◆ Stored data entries
• • • •

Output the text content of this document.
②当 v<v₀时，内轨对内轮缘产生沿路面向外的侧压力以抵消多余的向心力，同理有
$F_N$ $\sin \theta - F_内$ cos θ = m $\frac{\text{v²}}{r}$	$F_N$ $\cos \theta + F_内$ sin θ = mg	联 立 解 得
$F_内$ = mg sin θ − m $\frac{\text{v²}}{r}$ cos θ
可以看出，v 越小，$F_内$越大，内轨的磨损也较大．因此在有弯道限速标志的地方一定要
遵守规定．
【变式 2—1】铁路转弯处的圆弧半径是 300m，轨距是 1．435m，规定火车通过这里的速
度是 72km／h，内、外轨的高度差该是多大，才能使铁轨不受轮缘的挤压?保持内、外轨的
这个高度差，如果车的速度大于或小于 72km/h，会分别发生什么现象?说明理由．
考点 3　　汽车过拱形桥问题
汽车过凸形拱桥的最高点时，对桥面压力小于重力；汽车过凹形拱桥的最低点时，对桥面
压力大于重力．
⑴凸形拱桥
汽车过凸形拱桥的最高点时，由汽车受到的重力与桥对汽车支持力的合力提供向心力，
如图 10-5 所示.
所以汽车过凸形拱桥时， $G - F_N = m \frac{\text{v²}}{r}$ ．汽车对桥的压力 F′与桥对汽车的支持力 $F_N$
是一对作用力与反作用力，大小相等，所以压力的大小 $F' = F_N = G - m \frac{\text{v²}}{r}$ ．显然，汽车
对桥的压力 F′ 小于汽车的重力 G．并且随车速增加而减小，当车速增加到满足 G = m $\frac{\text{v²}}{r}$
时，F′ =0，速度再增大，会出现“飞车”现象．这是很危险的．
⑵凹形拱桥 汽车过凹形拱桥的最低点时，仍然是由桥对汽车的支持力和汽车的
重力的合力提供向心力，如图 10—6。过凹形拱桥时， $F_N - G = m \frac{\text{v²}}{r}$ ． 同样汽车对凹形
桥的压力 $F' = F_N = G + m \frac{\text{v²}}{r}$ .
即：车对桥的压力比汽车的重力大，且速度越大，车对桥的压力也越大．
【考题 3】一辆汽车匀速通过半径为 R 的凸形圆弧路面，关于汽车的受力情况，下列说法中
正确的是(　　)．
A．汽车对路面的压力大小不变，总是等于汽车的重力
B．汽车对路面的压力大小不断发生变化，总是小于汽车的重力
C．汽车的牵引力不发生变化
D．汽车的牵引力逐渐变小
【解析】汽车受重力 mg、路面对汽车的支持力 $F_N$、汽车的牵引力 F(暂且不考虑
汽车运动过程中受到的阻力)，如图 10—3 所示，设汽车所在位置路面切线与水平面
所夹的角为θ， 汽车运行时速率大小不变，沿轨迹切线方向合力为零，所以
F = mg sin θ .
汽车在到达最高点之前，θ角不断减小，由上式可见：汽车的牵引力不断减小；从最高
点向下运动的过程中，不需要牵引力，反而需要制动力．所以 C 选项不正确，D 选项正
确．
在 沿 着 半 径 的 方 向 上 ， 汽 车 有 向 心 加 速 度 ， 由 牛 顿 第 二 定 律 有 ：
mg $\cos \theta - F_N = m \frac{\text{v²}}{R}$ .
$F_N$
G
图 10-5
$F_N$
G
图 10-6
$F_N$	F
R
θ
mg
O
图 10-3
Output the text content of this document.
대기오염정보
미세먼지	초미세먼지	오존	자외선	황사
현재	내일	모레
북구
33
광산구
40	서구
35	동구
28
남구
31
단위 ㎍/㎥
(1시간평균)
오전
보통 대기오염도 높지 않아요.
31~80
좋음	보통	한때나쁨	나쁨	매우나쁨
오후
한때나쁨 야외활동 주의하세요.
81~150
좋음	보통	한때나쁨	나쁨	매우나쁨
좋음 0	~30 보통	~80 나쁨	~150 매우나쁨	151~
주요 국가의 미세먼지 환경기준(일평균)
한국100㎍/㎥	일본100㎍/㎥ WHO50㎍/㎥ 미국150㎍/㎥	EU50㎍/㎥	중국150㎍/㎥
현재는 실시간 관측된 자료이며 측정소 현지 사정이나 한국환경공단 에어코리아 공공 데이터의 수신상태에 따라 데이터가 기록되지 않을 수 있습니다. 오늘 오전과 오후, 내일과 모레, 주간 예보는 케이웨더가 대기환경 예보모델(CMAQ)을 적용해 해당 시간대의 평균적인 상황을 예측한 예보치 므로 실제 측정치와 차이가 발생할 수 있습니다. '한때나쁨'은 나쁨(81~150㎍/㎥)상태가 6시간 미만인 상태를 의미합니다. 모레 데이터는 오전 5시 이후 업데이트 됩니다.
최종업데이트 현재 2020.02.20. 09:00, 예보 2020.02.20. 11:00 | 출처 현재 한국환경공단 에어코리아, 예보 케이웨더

• • • •

◆ TASK
Using the listing above, show every line that includes the string "汽车过凸形拱桥的最高点时".

◆ RESULT FOR THIS TASK
汽车过凸形拱桥的最高点时，对桥面压力小于重力；汽车过凹形拱桥的最低点时，对桥面
汽车过凸形拱桥的最高点时，由汽车受到的重力与桥对汽车支持力的合力提供向心力，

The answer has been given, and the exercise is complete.